== Request ==
Below are some entries; can you quote all of them exactly?

— START OF Data shown —

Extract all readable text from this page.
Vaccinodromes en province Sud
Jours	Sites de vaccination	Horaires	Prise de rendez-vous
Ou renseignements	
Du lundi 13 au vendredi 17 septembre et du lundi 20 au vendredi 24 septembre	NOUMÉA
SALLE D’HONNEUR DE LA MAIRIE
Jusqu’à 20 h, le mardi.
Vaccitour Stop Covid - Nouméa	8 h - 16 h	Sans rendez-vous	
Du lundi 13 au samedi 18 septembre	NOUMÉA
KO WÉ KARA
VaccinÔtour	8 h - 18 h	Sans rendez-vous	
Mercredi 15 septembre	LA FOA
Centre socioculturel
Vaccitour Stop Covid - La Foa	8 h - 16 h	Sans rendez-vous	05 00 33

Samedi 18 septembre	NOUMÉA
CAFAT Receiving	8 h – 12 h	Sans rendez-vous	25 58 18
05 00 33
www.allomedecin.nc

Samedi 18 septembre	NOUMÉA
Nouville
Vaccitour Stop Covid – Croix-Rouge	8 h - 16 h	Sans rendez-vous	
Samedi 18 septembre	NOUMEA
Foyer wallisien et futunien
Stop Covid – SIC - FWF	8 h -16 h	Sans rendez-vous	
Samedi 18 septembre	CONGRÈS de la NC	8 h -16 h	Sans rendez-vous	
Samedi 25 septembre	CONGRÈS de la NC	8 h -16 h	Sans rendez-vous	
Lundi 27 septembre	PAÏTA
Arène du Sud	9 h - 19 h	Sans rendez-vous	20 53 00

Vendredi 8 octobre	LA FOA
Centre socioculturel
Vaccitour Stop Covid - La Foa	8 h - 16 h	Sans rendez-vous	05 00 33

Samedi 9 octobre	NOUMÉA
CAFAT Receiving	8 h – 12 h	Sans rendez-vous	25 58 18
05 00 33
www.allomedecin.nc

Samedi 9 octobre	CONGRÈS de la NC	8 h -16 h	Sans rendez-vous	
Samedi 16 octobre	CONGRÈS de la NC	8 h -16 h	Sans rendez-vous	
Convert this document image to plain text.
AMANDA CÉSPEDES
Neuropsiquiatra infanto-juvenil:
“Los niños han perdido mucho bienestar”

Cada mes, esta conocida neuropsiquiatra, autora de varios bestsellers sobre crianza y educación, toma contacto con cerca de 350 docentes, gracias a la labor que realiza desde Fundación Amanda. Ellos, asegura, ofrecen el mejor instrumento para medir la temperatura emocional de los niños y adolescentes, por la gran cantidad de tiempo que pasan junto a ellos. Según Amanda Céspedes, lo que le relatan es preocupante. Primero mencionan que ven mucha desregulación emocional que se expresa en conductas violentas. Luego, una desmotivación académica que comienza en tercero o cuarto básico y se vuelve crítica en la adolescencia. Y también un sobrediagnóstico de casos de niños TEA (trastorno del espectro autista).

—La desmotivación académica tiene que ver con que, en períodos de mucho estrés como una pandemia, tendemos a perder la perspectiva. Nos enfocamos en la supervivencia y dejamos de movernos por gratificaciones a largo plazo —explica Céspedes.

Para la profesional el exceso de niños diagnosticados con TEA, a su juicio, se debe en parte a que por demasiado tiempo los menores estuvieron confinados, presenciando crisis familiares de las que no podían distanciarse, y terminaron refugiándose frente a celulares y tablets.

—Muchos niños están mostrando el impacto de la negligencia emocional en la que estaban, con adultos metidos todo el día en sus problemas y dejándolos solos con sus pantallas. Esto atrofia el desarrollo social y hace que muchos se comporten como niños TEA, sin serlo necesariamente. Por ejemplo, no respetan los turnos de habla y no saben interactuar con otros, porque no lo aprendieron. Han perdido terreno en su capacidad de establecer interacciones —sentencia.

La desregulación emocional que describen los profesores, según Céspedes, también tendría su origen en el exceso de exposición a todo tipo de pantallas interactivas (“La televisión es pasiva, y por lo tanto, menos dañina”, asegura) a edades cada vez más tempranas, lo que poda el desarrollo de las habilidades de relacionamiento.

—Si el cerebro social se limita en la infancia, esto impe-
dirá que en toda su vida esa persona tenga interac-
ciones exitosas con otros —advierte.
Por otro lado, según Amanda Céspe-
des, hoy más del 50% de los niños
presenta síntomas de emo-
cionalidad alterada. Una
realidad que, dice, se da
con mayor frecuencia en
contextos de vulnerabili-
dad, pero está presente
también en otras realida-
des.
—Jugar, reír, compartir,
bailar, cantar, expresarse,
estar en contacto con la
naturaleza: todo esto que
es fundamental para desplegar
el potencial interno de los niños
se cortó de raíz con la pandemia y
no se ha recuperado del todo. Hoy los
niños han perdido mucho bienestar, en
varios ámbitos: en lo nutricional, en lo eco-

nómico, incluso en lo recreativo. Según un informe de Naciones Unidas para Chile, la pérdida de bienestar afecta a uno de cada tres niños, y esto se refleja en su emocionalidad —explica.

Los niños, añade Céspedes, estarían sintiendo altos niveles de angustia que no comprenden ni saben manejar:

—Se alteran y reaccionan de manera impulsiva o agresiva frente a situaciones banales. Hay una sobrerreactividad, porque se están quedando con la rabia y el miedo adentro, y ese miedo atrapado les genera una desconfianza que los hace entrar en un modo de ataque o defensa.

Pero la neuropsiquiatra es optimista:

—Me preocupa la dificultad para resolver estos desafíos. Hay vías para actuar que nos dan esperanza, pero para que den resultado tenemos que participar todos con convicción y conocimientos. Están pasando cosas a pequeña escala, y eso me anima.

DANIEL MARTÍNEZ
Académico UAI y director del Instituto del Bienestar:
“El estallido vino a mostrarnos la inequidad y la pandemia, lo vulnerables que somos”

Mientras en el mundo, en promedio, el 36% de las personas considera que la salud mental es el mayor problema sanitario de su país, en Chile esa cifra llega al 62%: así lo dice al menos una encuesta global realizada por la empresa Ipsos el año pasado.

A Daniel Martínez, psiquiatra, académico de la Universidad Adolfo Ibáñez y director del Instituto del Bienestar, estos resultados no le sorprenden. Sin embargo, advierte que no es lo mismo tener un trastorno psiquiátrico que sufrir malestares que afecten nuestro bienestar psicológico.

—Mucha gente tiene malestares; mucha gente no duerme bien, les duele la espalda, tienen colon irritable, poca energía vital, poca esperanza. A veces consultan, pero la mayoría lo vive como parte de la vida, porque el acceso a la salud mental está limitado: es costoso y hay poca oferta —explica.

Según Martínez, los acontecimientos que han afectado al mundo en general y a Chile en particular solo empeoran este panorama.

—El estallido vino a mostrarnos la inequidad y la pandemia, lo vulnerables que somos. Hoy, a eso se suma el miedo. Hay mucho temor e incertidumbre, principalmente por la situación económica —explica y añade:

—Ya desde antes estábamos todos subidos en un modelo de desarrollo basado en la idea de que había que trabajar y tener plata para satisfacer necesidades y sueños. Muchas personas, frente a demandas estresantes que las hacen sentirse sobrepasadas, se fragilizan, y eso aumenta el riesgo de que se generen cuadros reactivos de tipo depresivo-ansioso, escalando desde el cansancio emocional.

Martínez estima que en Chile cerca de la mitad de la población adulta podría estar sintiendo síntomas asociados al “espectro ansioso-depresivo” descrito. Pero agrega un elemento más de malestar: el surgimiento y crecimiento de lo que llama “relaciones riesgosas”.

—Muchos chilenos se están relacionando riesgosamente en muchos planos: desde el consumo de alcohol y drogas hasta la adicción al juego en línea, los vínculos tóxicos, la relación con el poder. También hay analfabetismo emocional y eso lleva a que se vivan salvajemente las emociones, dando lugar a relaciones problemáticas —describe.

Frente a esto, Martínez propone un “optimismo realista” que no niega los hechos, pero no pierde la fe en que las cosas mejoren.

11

— END OF Data shown —

== Output ==
Extract all readable text from this page.
Vaccinodromes en province Sud
Jours	Sites de vaccination	Horaires	Prise de rendez-vous
Ou renseignements	
Du lundi 13 au vendredi 17 septembre et du lundi 20 au vendredi 24 septembre	NOUMÉA
SALLE D’HONNEUR DE LA MAIRIE
Jusqu’à 20 h, le mardi.
Vaccitour Stop Covid - Nouméa	8 h - 16 h	Sans rendez-vous	
Du lundi 13 au samedi 18 septembre	NOUMÉA
KO WÉ KARA
VaccinÔtour	8 h - 18 h	Sans rendez-vous	
Mercredi 15 septembre	LA FOA
Centre socioculturel
Vaccitour Stop Covid - La Foa	8 h - 16 h	Sans rendez-vous	05 00 33

Samedi 18 septembre	NOUMÉA
CAFAT Receiving	8 h – 12 h	Sans rendez-vous	25 58 18
05 00 33
www.allomedecin.nc

Samedi 18 septembre	NOUMÉA
Nouville
Vaccitour Stop Covid – Croix-Rouge	8 h - 16 h	Sans rendez-vous	
Samedi 18 septembre	NOUMEA
Foyer wallisien et futunien
Stop Covid – SIC - FWF	8 h -16 h	Sans rendez-vous	
Samedi 18 septembre	CONGRÈS de la NC	8 h -16 h	Sans rendez-vous	
Samedi 25 septembre	CONGRÈS de la NC	8 h -16 h	Sans rendez-vous	
Lundi 27 septembre	PAÏTA
Arène du Sud	9 h - 19 h	Sans rendez-vous	20 53 00

Vendredi 8 octobre	LA FOA
Centre socioculturel
Vaccitour Stop Covid - La Foa	8 h - 16 h	Sans rendez-vous	05 00 33

Samedi 9 octobre	NOUMÉA
CAFAT Receiving	8 h – 12 h	Sans rendez-vous	25 58 18
05 00 33
www.allomedecin.nc

Samedi 9 octobre	CONGRÈS de la NC	8 h -16 h	Sans rendez-vous	
Samedi 16 octobre	CONGRÈS de la NC	8 h -16 h	Sans rendez-vous	
Convert this document image to plain text.
AMANDA CÉSPEDES
Neuropsiquiatra infanto-juvenil:
“Los niños han perdido mucho bienestar”

Cada mes, esta conocida neuropsiquiatra, autora de varios bestsellers sobre crianza y educación, toma contacto con cerca de 350 docentes, gracias a la labor que realiza desde Fundación Amanda. Ellos, asegura, ofrecen el mejor instrumento para medir la temperatura emocional de los niños y adolescentes, por la gran cantidad de tiempo que pasan junto a ellos. Según Amanda Céspedes, lo que le relatan es preocupante. Primero mencionan que ven mucha desregulación emocional que se expresa en conductas violentas. Luego, una desmotivación académica que comienza en tercero o cuarto básico y se vuelve crítica en la adolescencia. Y también un sobrediagnóstico de casos de niños TEA (trastorno del espectro autista).

—La desmotivación académica tiene que ver con que, en períodos de mucho estrés como una pandemia, tendemos a perder la perspectiva. Nos enfocamos en la supervivencia y dejamos de movernos por gratificaciones a largo plazo —explica Céspedes.

Para la profesional el exceso de niños diagnosticados con TEA, a su juicio, se debe en parte a que por demasiado tiempo los menores estuvieron confinados, presenciando crisis familiares de las que no podían distanciarse, y terminaron refugiándose frente a celulares y tablets.

—Muchos niños están mostrando el impacto de la negligencia emocional en la que estaban, con adultos metidos todo el día en sus problemas y dejándolos solos con sus pantallas. Esto atrofia el desarrollo social y hace que muchos se comporten como niños TEA, sin serlo necesariamente. Por ejemplo, no respetan los turnos de habla y no saben interactuar con otros, porque no lo aprendieron. Han perdido terreno en su capacidad de establecer interacciones —sentencia.

La desregulación emocional que describen los profesores, según Céspedes, también tendría su origen en el exceso de exposición a todo tipo de pantallas interactivas (“La televisión es pasiva, y por lo tanto, menos dañina”, asegura) a edades cada vez más tempranas, lo que poda el desarrollo de las habilidades de relacionamiento.

—Si el cerebro social se limita en la infancia, esto impe-
dirá que en toda su vida esa persona tenga interac-
ciones exitosas con otros —advierte.
Por otro lado, según Amanda Céspe-
des, hoy más del 50% de los niños
presenta síntomas de emo-
cionalidad alterada. Una
realidad que, dice, se da
con mayor frecuencia en
contextos de vulnerabili-
dad, pero está presente
también en otras realida-
des.
—Jugar, reír, compartir,
bailar, cantar, expresarse,
estar en contacto con la
naturaleza: todo esto que
es fundamental para desplegar
el potencial interno de los niños
se cortó de raíz con la pandemia y
no se ha recuperado del todo. Hoy los
niños han perdido mucho bienestar, en
varios ámbitos: en lo nutricional, en lo eco-

nómico, incluso en lo recreativo. Según un informe de Naciones Unidas para Chile, la pérdida de bienestar afecta a uno de cada tres niños, y esto se refleja en su emocionalidad —explica.

Los niños, añade Céspedes, estarían sintiendo altos niveles de angustia que no comprenden ni saben manejar:

—Se alteran y reaccionan de manera impulsiva o agresiva frente a situaciones banales. Hay una sobrerreactividad, porque se están quedando con la rabia y el miedo adentro, y ese miedo atrapado les genera una desconfianza que los hace entrar en un modo de ataque o defensa.

Pero la neuropsiquiatra es optimista:

—Me preocupa la dificultad para resolver estos desafíos. Hay vías para actuar que nos dan esperanza, pero para que den resultado tenemos que participar todos con convicción y conocimientos. Están pasando cosas a pequeña escala, y eso me anima.

DANIEL MARTÍNEZ
Académico UAI y director del Instituto del Bienestar:
“El estallido vino a mostrarnos la inequidad y la pandemia, lo vulnerables que somos”

Mientras en el mundo, en promedio, el 36% de las personas considera que la salud mental es el mayor problema sanitario de su país, en Chile esa cifra llega al 62%: así lo dice al menos una encuesta global realizada por la empresa Ipsos el año pasado.

A Daniel Martínez, psiquiatra, académico de la Universidad Adolfo Ibáñez y director del Instituto del Bienestar, estos resultados no le sorprenden. Sin embargo, advierte que no es lo mismo tener un trastorno psiquiátrico que sufrir malestares que afecten nuestro bienestar psicológico.

—Mucha gente tiene malestares; mucha gente no duerme bien, les duele la espalda, tienen colon irritable, poca energía vital, poca esperanza. A veces consultan, pero la mayoría lo vive como parte de la vida, porque el acceso a la salud mental está limitado: es costoso y hay poca oferta —explica.

Según Martínez, los acontecimientos que han afectado al mundo en general y a Chile en particular solo empeoran este panorama.

—El estallido vino a mostrarnos la inequidad y la pandemia, lo vulnerables que somos. Hoy, a eso se suma el miedo. Hay mucho temor e incertidumbre, principalmente por la situación económica —explica y añade:

—Ya desde antes estábamos todos subidos en un modelo de desarrollo basado en la idea de que había que trabajar y tener plata para satisfacer necesidades y sueños. Muchas personas, frente a demandas estresantes que las hacen sentirse sobrepasadas, se fragilizan, y eso aumenta el riesgo de que se generen cuadros reactivos de tipo depresivo-ansioso, escalando desde el cansancio emocional.

Martínez estima que en Chile cerca de la mitad de la población adulta podría estar sintiendo síntomas asociados al “espectro ansioso-depresivo” descrito. Pero agrega un elemento más de malestar: el surgimiento y crecimiento de lo que llama “relaciones riesgosas”.

—Muchos chilenos se están relacionando riesgosamente en muchos planos: desde el consumo de alcohol y drogas hasta la adicción al juego en línea, los vínculos tóxicos, la relación con el poder. También hay analfabetismo emocional y eso lleva a que se vivan salvajemente las emociones, dando lugar a relaciones problemáticas —describe.

Frente a esto, Martínez propone un “optimismo realista” que no niega los hechos, pero no pierde la fe en que las cosas mejoren.

11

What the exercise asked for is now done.